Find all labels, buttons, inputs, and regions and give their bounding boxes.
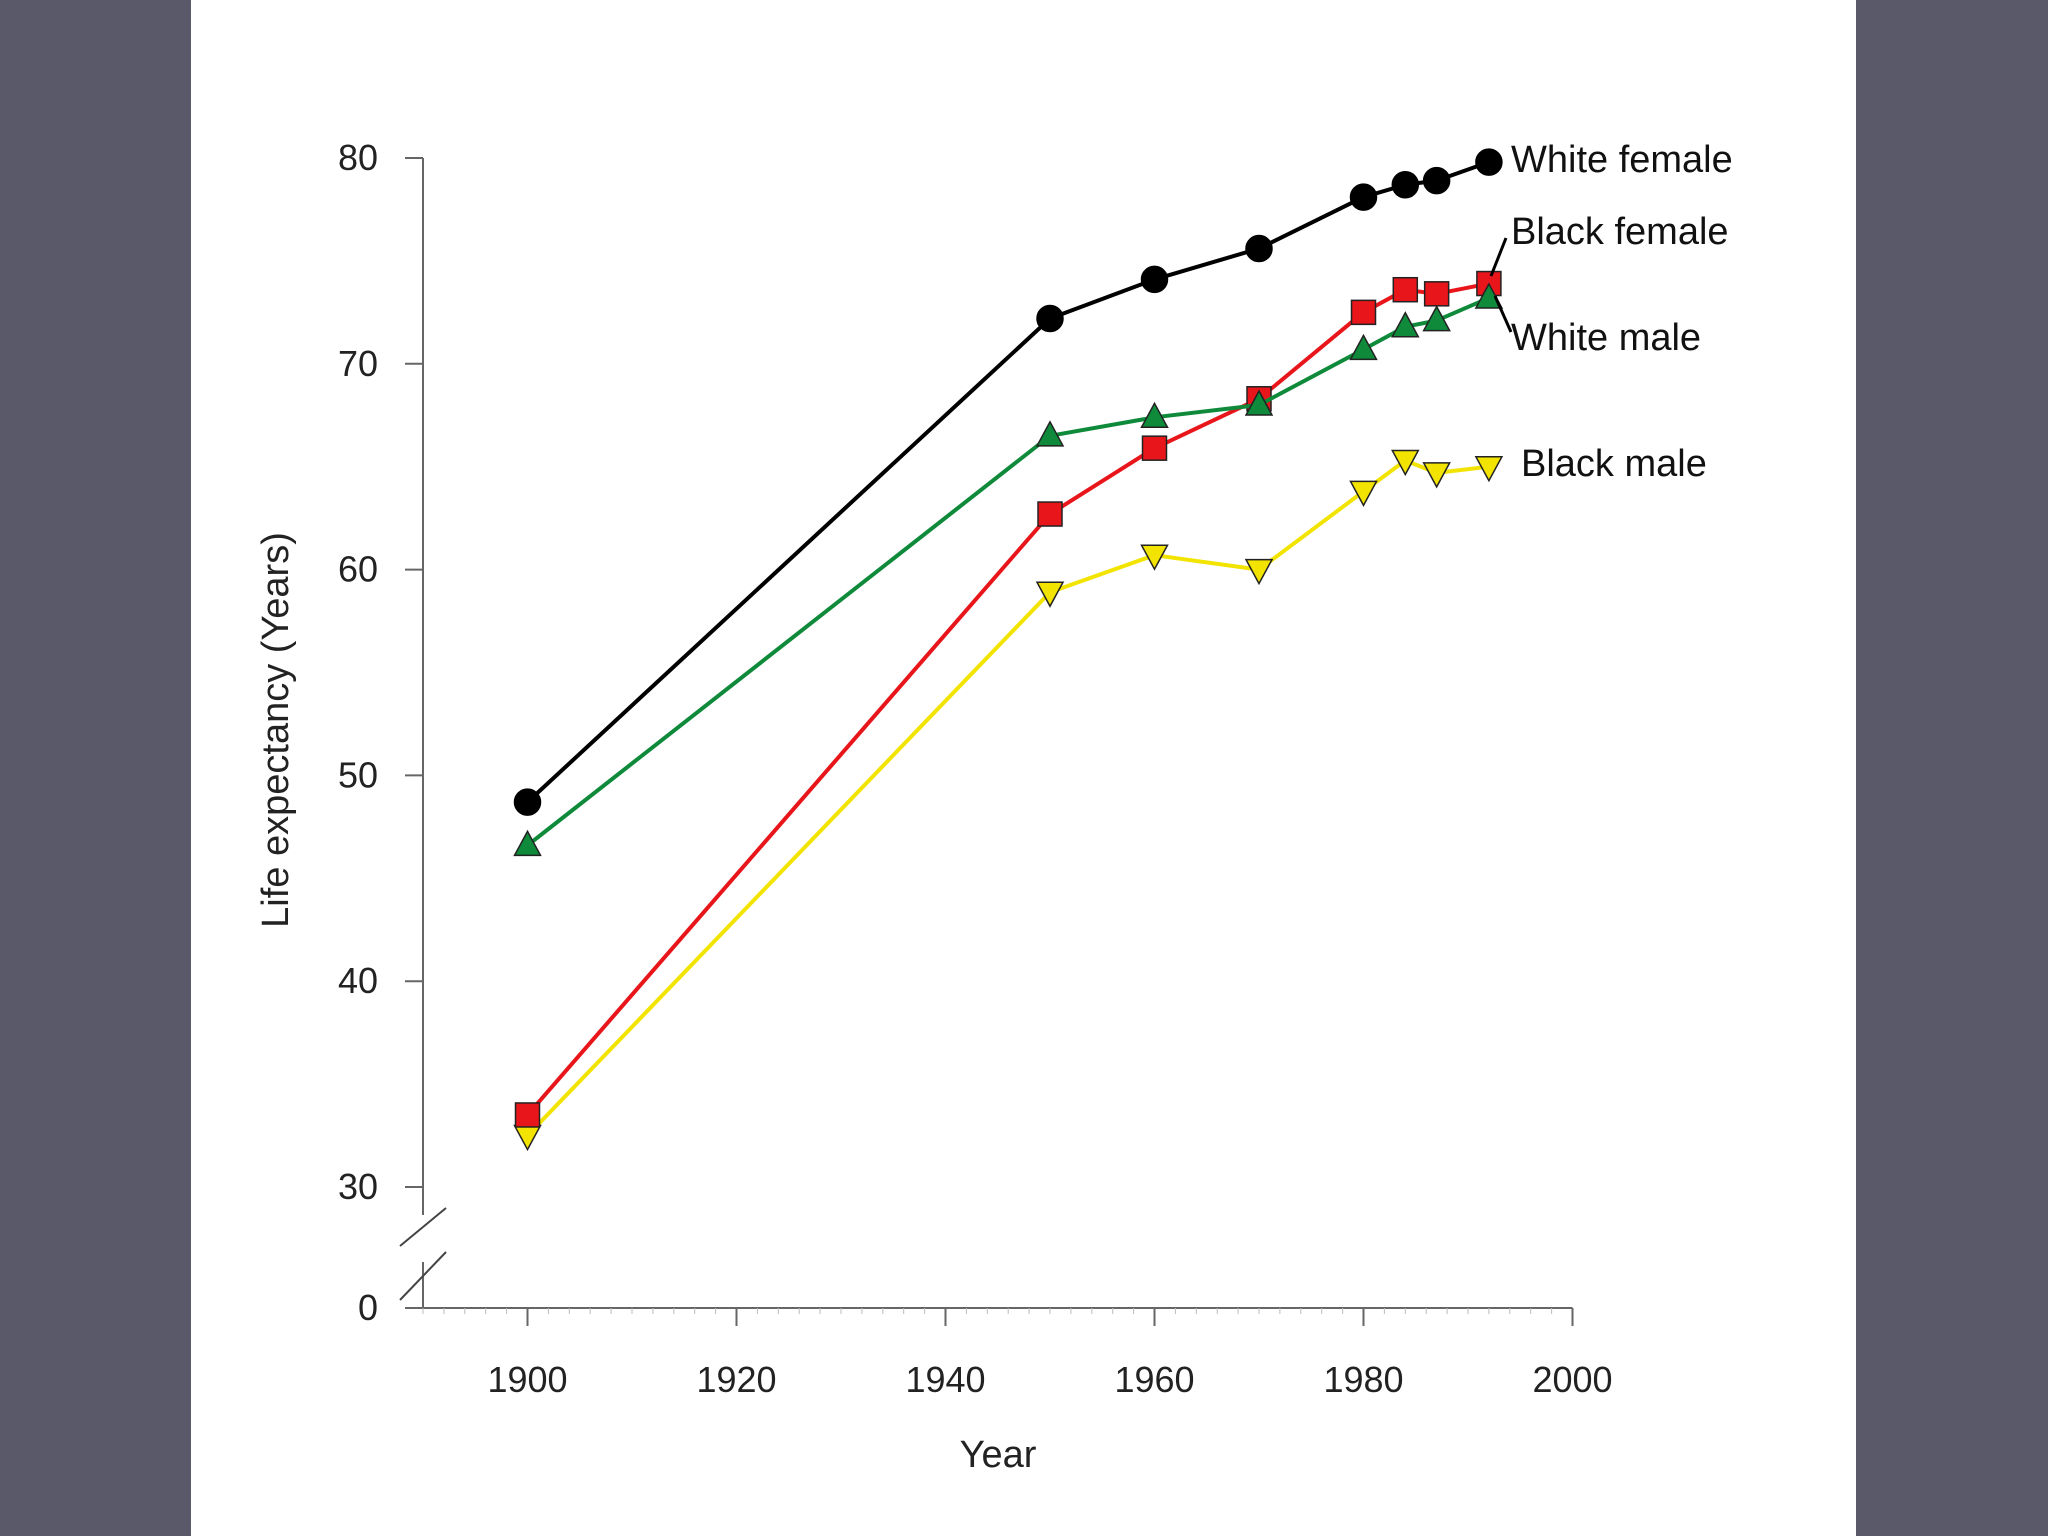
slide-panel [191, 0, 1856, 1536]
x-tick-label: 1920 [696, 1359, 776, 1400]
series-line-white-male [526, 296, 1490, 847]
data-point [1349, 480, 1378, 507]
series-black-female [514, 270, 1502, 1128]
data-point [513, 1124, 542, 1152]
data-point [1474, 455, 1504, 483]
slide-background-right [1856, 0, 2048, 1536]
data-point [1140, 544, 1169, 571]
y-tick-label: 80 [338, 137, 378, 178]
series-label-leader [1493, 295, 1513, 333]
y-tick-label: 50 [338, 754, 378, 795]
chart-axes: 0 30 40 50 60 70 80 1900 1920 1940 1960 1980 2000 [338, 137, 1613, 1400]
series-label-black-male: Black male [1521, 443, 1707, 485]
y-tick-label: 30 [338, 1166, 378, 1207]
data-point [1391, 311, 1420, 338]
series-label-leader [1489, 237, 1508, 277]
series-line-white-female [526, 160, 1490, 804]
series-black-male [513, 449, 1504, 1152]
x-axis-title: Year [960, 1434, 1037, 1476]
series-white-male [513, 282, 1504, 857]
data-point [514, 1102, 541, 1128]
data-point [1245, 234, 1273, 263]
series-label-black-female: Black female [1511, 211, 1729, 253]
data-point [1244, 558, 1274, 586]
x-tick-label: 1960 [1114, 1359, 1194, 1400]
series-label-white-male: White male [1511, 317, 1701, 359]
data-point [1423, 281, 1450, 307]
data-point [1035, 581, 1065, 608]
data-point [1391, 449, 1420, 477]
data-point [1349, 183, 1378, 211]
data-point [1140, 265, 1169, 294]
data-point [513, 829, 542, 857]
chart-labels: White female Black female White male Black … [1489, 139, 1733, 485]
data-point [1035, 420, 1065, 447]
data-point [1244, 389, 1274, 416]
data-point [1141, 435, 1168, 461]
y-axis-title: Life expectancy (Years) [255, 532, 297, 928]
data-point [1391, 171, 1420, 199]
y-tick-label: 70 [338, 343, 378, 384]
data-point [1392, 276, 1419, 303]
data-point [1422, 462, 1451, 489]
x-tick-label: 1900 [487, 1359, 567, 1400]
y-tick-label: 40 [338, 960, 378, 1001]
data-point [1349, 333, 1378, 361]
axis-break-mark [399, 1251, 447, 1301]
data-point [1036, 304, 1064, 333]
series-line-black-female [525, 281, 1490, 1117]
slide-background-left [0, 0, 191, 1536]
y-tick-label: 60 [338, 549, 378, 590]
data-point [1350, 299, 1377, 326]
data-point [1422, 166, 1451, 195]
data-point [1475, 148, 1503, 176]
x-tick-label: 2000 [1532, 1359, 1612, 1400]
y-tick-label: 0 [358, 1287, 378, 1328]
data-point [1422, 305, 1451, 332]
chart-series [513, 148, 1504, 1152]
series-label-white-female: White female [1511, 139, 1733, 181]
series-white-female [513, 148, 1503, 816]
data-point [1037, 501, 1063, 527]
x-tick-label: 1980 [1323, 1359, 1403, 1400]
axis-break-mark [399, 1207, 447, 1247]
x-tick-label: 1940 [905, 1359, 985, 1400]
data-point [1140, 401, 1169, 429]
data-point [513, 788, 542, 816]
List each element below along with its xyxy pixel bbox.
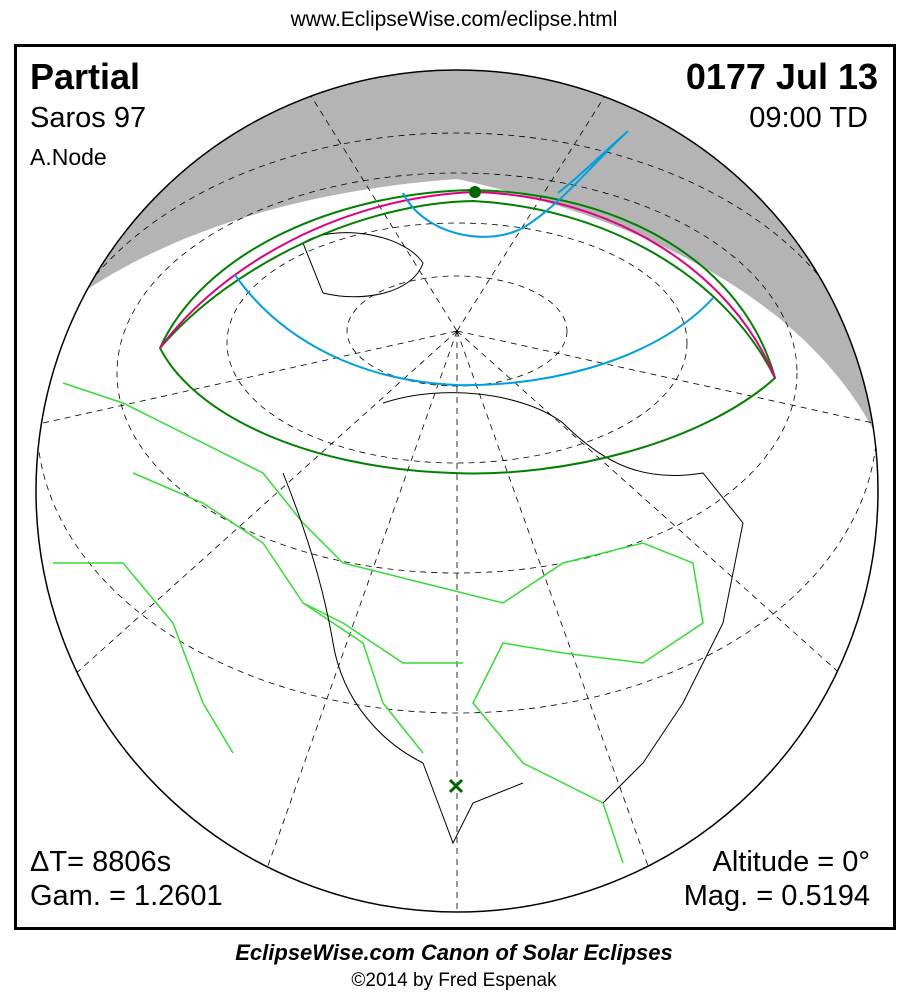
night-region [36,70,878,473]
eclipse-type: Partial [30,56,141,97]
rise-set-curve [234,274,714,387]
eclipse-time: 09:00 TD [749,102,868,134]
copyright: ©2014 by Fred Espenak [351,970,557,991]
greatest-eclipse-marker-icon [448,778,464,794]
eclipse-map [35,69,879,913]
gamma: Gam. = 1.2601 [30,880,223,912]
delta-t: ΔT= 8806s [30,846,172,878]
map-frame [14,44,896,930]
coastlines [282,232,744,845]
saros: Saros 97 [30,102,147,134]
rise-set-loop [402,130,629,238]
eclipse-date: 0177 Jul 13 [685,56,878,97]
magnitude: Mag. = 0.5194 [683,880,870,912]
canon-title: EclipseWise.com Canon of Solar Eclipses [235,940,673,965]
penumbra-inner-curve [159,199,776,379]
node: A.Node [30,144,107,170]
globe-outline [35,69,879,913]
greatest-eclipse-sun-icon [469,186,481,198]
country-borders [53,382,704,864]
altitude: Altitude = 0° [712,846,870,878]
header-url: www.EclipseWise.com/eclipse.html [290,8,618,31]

GIVEN TASK =
Repeat the part of the records that opens with the line containing "slide-panel [191, 0, 1856, 1536]" and closes with the line containing "x-axis-title: Year [960, 1434, 1037, 1476]", switching every "data-point" to "plot-point" and keeping everything else the same.

IN RESPONSE =
slide-panel [191, 0, 1856, 1536]
x-tick-label: 1920 [696, 1359, 776, 1400]
series-line-white-male [526, 296, 1490, 847]
plot-point [1349, 480, 1378, 507]
series-black-female [514, 270, 1502, 1128]
plot-point [513, 1124, 542, 1152]
plot-point [1474, 455, 1504, 483]
slide-background-right [1856, 0, 2048, 1536]
plot-point [1140, 544, 1169, 571]
y-tick-label: 80 [338, 137, 378, 178]
series-label-leader [1493, 295, 1513, 333]
y-tick-label: 50 [338, 754, 378, 795]
chart-axes: 0 30 40 50 60 70 80 1900 1920 1940 1960 1980 2000 [338, 137, 1613, 1400]
series-label-black-male: Black male [1521, 443, 1707, 485]
y-tick-label: 30 [338, 1166, 378, 1207]
plot-point [1391, 311, 1420, 338]
series-label-leader [1489, 237, 1508, 277]
series-line-white-female [526, 160, 1490, 804]
series-black-male [513, 449, 1504, 1152]
x-axis-title: Year [960, 1434, 1037, 1476]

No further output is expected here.